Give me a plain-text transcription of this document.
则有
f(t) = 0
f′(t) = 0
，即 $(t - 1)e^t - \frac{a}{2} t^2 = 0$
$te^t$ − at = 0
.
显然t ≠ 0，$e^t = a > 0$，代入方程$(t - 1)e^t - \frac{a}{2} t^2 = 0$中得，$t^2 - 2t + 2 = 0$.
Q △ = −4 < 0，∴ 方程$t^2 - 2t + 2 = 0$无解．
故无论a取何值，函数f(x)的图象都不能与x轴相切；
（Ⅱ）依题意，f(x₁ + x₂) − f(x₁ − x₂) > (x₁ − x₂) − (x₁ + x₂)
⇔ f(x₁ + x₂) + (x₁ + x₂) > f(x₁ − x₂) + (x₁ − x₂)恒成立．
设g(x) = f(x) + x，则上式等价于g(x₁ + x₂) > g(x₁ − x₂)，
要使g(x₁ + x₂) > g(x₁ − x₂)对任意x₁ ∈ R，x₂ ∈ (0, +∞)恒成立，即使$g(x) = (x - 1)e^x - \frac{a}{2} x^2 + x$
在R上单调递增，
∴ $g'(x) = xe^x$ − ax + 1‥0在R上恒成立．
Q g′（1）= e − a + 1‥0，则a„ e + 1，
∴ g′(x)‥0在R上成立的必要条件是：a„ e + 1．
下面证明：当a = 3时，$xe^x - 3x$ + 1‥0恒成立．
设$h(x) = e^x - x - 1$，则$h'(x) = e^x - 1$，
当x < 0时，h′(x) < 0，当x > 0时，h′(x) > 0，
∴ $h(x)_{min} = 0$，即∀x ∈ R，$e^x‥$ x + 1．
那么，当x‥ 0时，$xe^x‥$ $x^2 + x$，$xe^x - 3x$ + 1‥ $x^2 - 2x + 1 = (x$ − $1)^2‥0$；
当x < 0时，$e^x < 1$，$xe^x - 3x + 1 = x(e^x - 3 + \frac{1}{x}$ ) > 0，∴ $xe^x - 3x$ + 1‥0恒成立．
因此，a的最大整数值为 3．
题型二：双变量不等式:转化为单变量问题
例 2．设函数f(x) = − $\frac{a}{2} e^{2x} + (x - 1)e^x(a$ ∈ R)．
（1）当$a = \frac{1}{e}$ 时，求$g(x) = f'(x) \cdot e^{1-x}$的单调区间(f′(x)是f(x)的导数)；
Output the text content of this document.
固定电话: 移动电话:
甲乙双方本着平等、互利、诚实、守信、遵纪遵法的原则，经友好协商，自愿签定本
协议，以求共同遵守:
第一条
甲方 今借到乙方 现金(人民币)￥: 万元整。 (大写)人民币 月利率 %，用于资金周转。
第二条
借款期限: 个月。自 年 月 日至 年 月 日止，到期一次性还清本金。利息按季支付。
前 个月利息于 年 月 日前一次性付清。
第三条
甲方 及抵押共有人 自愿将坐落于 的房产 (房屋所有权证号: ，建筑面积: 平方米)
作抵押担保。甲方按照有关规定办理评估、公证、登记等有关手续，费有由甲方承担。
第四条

————

◆ WHAT THE TASK REQUIRES: From the listing above, return each line with the word "frac".

◆ OUTPUT FOR THIS EXERCISE:
，即 $(t - 1)e^t - \frac{a}{2} t^2 = 0$
显然t ≠ 0，$e^t = a > 0$，代入方程$(t - 1)e^t - \frac{a}{2} t^2 = 0$中得，$t^2 - 2t + 2 = 0$.
要使g(x₁ + x₂) > g(x₁ − x₂)对任意x₁ ∈ R，x₂ ∈ (0, +∞)恒成立，即使$g(x) = (x - 1)e^x - \frac{a}{2} x^2 + x$
当x < 0时，$e^x < 1$，$xe^x - 3x + 1 = x(e^x - 3 + \frac{1}{x}$ ) > 0，∴ $xe^x - 3x$ + 1‥0恒成立．
例 2．设函数f(x) = − $\frac{a}{2} e^{2x} + (x - 1)e^x(a$ ∈ R)．
（1）当$a = \frac{1}{e}$ 时，求$g(x) = f'(x) \cdot e^{1-x}$的单调区间(f′(x)是f(x)的导数)；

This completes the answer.